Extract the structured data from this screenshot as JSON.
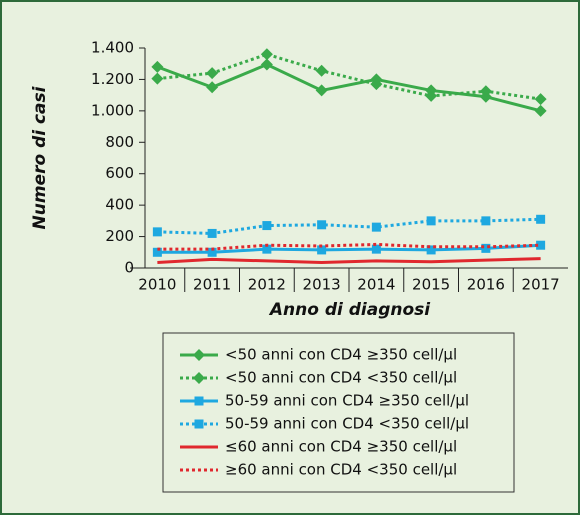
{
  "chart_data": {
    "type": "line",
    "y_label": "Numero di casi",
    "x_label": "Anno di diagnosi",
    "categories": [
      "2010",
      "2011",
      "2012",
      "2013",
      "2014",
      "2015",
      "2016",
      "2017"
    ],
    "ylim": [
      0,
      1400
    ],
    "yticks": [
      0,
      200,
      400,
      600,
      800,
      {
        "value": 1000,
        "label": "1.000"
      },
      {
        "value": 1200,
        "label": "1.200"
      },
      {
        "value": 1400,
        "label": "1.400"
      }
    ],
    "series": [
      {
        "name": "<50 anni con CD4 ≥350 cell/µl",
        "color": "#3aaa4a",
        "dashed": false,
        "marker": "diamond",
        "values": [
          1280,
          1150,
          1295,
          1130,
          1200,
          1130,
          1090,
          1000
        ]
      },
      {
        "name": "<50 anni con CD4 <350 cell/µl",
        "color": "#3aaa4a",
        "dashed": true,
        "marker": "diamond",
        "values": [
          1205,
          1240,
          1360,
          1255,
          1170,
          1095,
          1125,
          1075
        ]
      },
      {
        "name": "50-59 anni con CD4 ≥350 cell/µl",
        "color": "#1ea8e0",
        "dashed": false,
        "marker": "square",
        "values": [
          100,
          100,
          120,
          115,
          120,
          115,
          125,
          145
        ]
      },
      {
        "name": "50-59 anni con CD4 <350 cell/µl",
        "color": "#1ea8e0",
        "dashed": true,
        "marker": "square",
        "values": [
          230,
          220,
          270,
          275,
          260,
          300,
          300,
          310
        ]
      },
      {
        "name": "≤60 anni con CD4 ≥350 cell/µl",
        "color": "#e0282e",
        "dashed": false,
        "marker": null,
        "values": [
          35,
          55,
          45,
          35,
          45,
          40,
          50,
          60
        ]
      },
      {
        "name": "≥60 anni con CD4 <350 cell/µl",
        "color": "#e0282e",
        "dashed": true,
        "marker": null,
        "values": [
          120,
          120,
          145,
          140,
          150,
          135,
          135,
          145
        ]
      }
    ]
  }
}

:::::

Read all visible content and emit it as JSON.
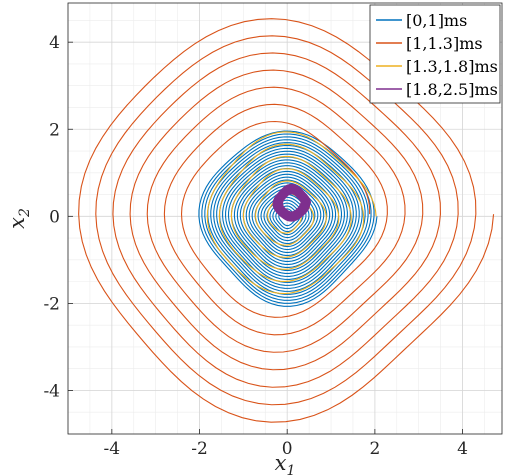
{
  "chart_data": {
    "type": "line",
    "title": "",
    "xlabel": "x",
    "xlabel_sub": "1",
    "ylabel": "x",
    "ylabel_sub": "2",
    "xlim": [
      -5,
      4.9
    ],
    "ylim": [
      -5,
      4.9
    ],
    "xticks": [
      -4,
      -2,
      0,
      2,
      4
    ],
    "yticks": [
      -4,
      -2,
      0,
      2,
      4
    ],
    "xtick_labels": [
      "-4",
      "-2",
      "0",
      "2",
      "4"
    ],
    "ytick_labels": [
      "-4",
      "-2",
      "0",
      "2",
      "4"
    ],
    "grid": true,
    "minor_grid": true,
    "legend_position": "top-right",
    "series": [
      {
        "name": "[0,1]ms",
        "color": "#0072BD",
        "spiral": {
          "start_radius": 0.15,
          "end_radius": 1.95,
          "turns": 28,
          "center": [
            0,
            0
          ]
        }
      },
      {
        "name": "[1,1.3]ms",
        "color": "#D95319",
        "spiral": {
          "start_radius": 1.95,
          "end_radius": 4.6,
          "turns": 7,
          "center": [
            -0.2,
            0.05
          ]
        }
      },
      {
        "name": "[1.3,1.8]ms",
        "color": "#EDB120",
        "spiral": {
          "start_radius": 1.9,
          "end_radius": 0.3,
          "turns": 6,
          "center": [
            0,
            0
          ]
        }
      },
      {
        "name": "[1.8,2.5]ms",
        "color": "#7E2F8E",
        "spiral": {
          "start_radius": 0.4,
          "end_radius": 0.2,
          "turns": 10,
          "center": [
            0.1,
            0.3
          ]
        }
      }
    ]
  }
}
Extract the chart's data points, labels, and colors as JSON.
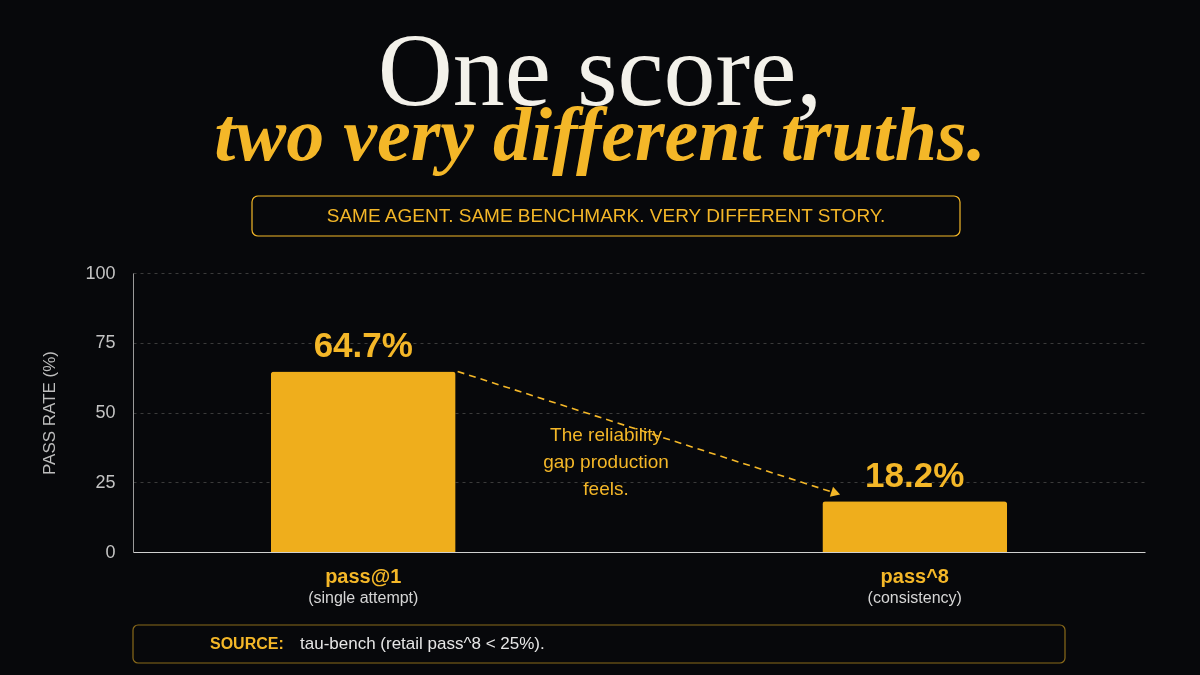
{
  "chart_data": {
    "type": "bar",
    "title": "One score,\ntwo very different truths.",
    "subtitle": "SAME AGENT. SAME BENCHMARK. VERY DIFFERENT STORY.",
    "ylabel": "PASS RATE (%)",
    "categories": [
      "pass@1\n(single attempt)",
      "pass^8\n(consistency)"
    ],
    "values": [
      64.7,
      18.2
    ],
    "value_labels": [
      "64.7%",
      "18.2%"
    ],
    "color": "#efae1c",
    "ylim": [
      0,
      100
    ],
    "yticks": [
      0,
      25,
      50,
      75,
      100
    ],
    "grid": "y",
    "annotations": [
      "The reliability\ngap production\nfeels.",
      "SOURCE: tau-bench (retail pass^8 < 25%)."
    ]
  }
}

:::::

| Exercise goal |
In the entries above, find the lines containing the word "JSON" and say how many there are, with no other words.

| Solution to this task |
3